- **WHAT IS ASKED**: Quote every line below exactly and skip any picture.
....................
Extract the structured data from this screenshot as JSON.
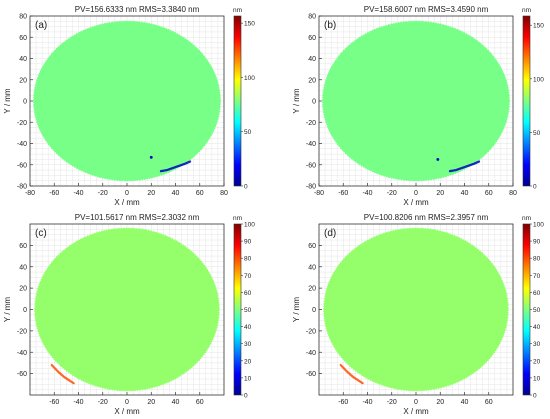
{
  "chart_data": [
    {
      "type": "heatmap",
      "panel_label": "(a)",
      "title": "PV=156.6333 nm     RMS=3.3840 nm",
      "xlabel": "X / mm",
      "ylabel": "Y / mm",
      "xlim": [
        -80,
        80
      ],
      "ylim": [
        -80,
        80
      ],
      "xticks": [
        -80,
        -60,
        -40,
        -20,
        0,
        20,
        40,
        60,
        80
      ],
      "yticks": [
        -80,
        -60,
        -40,
        -20,
        0,
        20,
        40,
        60,
        80
      ],
      "grid": true,
      "aperture": {
        "shape": "ellipse",
        "cx": 0,
        "cy": 0,
        "rx": 77,
        "ry": 75
      },
      "background_value": 77,
      "colorbar": {
        "unit": "nm",
        "min": 0,
        "max": 156.6,
        "ticks": [
          0,
          50,
          100,
          150
        ]
      },
      "defects": [
        {
          "name": "edge-defect",
          "x": [
            28,
            33,
            38,
            43,
            48,
            52
          ],
          "y": [
            -66,
            -65,
            -63,
            -61,
            -59,
            -57
          ],
          "value": 10
        },
        {
          "name": "spot",
          "x": [
            20
          ],
          "y": [
            -53
          ],
          "value": 10
        }
      ]
    },
    {
      "type": "heatmap",
      "panel_label": "(b)",
      "title": "PV=158.6007 nm     RMS=3.4590 nm",
      "xlabel": "X / mm",
      "ylabel": "Y / mm",
      "xlim": [
        -80,
        80
      ],
      "ylim": [
        -80,
        80
      ],
      "xticks": [
        -80,
        -60,
        -40,
        -20,
        0,
        20,
        40,
        60,
        80
      ],
      "yticks": [
        -80,
        -60,
        -40,
        -20,
        0,
        20,
        40,
        60,
        80
      ],
      "grid": true,
      "aperture": {
        "shape": "ellipse",
        "cx": 0,
        "cy": 0,
        "rx": 77,
        "ry": 75
      },
      "background_value": 78,
      "colorbar": {
        "unit": "nm",
        "min": 0,
        "max": 158.6,
        "ticks": [
          0,
          50,
          100,
          150
        ]
      },
      "defects": [
        {
          "name": "edge-defect",
          "x": [
            28,
            33,
            38,
            43,
            48,
            52
          ],
          "y": [
            -66,
            -65,
            -63,
            -61,
            -59,
            -57
          ],
          "value": 10
        },
        {
          "name": "spot",
          "x": [
            18
          ],
          "y": [
            -55
          ],
          "value": 10
        }
      ]
    },
    {
      "type": "heatmap",
      "panel_label": "(c)",
      "title": "PV=101.5617 nm     RMS=2.3032 nm",
      "xlabel": "X / mm",
      "ylabel": "Y / mm",
      "xlim": [
        -80,
        80
      ],
      "ylim": [
        -80,
        80
      ],
      "xticks": [
        -60,
        -40,
        -20,
        0,
        20,
        40,
        60
      ],
      "yticks": [
        -60,
        -40,
        -20,
        0,
        20,
        40,
        60
      ],
      "grid": true,
      "aperture": {
        "shape": "ellipse",
        "cx": 0,
        "cy": 0,
        "rx": 76,
        "ry": 76
      },
      "background_value": 52,
      "colorbar": {
        "unit": "nm",
        "min": 0,
        "max": 100,
        "ticks": [
          0,
          10,
          20,
          30,
          40,
          50,
          60,
          70,
          80,
          90,
          100
        ]
      },
      "defects": [
        {
          "name": "edge-defect",
          "x": [
            -62,
            -57,
            -52,
            -48,
            -44
          ],
          "y": [
            -52,
            -58,
            -63,
            -66,
            -69
          ],
          "value": 80
        }
      ]
    },
    {
      "type": "heatmap",
      "panel_label": "(d)",
      "title": "PV=100.8206 nm     RMS=2.3957 nm",
      "xlabel": "X / mm",
      "ylabel": "Y / mm",
      "xlim": [
        -80,
        80
      ],
      "ylim": [
        -80,
        80
      ],
      "xticks": [
        -60,
        -40,
        -20,
        0,
        20,
        40,
        60
      ],
      "yticks": [
        -60,
        -40,
        -20,
        0,
        20,
        40,
        60
      ],
      "grid": true,
      "aperture": {
        "shape": "ellipse",
        "cx": 0,
        "cy": 0,
        "rx": 76,
        "ry": 76
      },
      "background_value": 52,
      "colorbar": {
        "unit": "nm",
        "min": 0,
        "max": 100,
        "ticks": [
          0,
          10,
          20,
          30,
          40,
          50,
          60,
          70,
          80,
          90,
          100
        ]
      },
      "defects": [
        {
          "name": "edge-defect",
          "x": [
            -62,
            -57,
            -52,
            -48,
            -44
          ],
          "y": [
            -52,
            -58,
            -63,
            -66,
            -69
          ],
          "value": 80
        }
      ]
    }
  ]
}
....................
- **FINAL RESULT**:
Extract the structured data from this screenshot as JSON.
{
  "chart_data": [
    {
      "type": "heatmap",
      "panel_label": "(a)",
      "title": "PV=156.6333 nm     RMS=3.3840 nm",
      "xlabel": "X / mm",
      "ylabel": "Y / mm",
      "xlim": [
        -80,
        80
      ],
      "ylim": [
        -80,
        80
      ],
      "xticks": [
        -80,
        -60,
        -40,
        -20,
        0,
        20,
        40,
        60,
        80
      ],
      "yticks": [
        -80,
        -60,
        -40,
        -20,
        0,
        20,
        40,
        60,
        80
      ],
      "grid": true,
      "aperture": {
        "shape": "ellipse",
        "cx": 0,
        "cy": 0,
        "rx": 77,
        "ry": 75
      },
      "background_value": 77,
      "colorbar": {
        "unit": "nm",
        "min": 0,
        "max": 156.6,
        "ticks": [
          0,
          50,
          100,
          150
        ]
      },
      "defects": [
        {
          "name": "edge-defect",
          "x": [
            28,
            33,
            38,
            43,
            48,
            52
          ],
          "y": [
            -66,
            -65,
            -63,
            -61,
            -59,
            -57
          ],
          "value": 10
        },
        {
          "name": "spot",
          "x": [
            20
          ],
          "y": [
            -53
          ],
          "value": 10
        }
      ]
    },
    {
      "type": "heatmap",
      "panel_label": "(b)",
      "title": "PV=158.6007 nm     RMS=3.4590 nm",
      "xlabel": "X / mm",
      "ylabel": "Y / mm",
      "xlim": [
        -80,
        80
      ],
      "ylim": [
        -80,
        80
      ],
      "xticks": [
        -80,
        -60,
        -40,
        -20,
        0,
        20,
        40,
        60,
        80
      ],
      "yticks": [
        -80,
        -60,
        -40,
        -20,
        0,
        20,
        40,
        60,
        80
      ],
      "grid": true,
      "aperture": {
        "shape": "ellipse",
        "cx": 0,
        "cy": 0,
        "rx": 77,
        "ry": 75
      },
      "background_value": 78,
      "colorbar": {
        "unit": "nm",
        "min": 0,
        "max": 158.6,
        "ticks": [
          0,
          50,
          100,
          150
        ]
      },
      "defects": [
        {
          "name": "edge-defect",
          "x": [
            28,
            33,
            38,
            43,
            48,
            52
          ],
          "y": [
            -66,
            -65,
            -63,
            -61,
            -59,
            -57
          ],
          "value": 10
        },
        {
          "name": "spot",
          "x": [
            18
          ],
          "y": [
            -55
          ],
          "value": 10
        }
      ]
    },
    {
      "type": "heatmap",
      "panel_label": "(c)",
      "title": "PV=101.5617 nm     RMS=2.3032 nm",
      "xlabel": "X / mm",
      "ylabel": "Y / mm",
      "xlim": [
        -80,
        80
      ],
      "ylim": [
        -80,
        80
      ],
      "xticks": [
        -60,
        -40,
        -20,
        0,
        20,
        40,
        60
      ],
      "yticks": [
        -60,
        -40,
        -20,
        0,
        20,
        40,
        60
      ],
      "grid": true,
      "aperture": {
        "shape": "ellipse",
        "cx": 0,
        "cy": 0,
        "rx": 76,
        "ry": 76
      },
      "background_value": 52,
      "colorbar": {
        "unit": "nm",
        "min": 0,
        "max": 100,
        "ticks": [
          0,
          10,
          20,
          30,
          40,
          50,
          60,
          70,
          80,
          90,
          100
        ]
      },
      "defects": [
        {
          "name": "edge-defect",
          "x": [
            -62,
            -57,
            -52,
            -48,
            -44
          ],
          "y": [
            -52,
            -58,
            -63,
            -66,
            -69
          ],
          "value": 80
        }
      ]
    },
    {
      "type": "heatmap",
      "panel_label": "(d)",
      "title": "PV=100.8206 nm     RMS=2.3957 nm",
      "xlabel": "X / mm",
      "ylabel": "Y / mm",
      "xlim": [
        -80,
        80
      ],
      "ylim": [
        -80,
        80
      ],
      "xticks": [
        -60,
        -40,
        -20,
        0,
        20,
        40,
        60
      ],
      "yticks": [
        -60,
        -40,
        -20,
        0,
        20,
        40,
        60
      ],
      "grid": true,
      "aperture": {
        "shape": "ellipse",
        "cx": 0,
        "cy": 0,
        "rx": 76,
        "ry": 76
      },
      "background_value": 52,
      "colorbar": {
        "unit": "nm",
        "min": 0,
        "max": 100,
        "ticks": [
          0,
          10,
          20,
          30,
          40,
          50,
          60,
          70,
          80,
          90,
          100
        ]
      },
      "defects": [
        {
          "name": "edge-defect",
          "x": [
            -62,
            -57,
            -52,
            -48,
            -44
          ],
          "y": [
            -52,
            -58,
            -63,
            -66,
            -69
          ],
          "value": 80
        }
      ]
    }
  ]
}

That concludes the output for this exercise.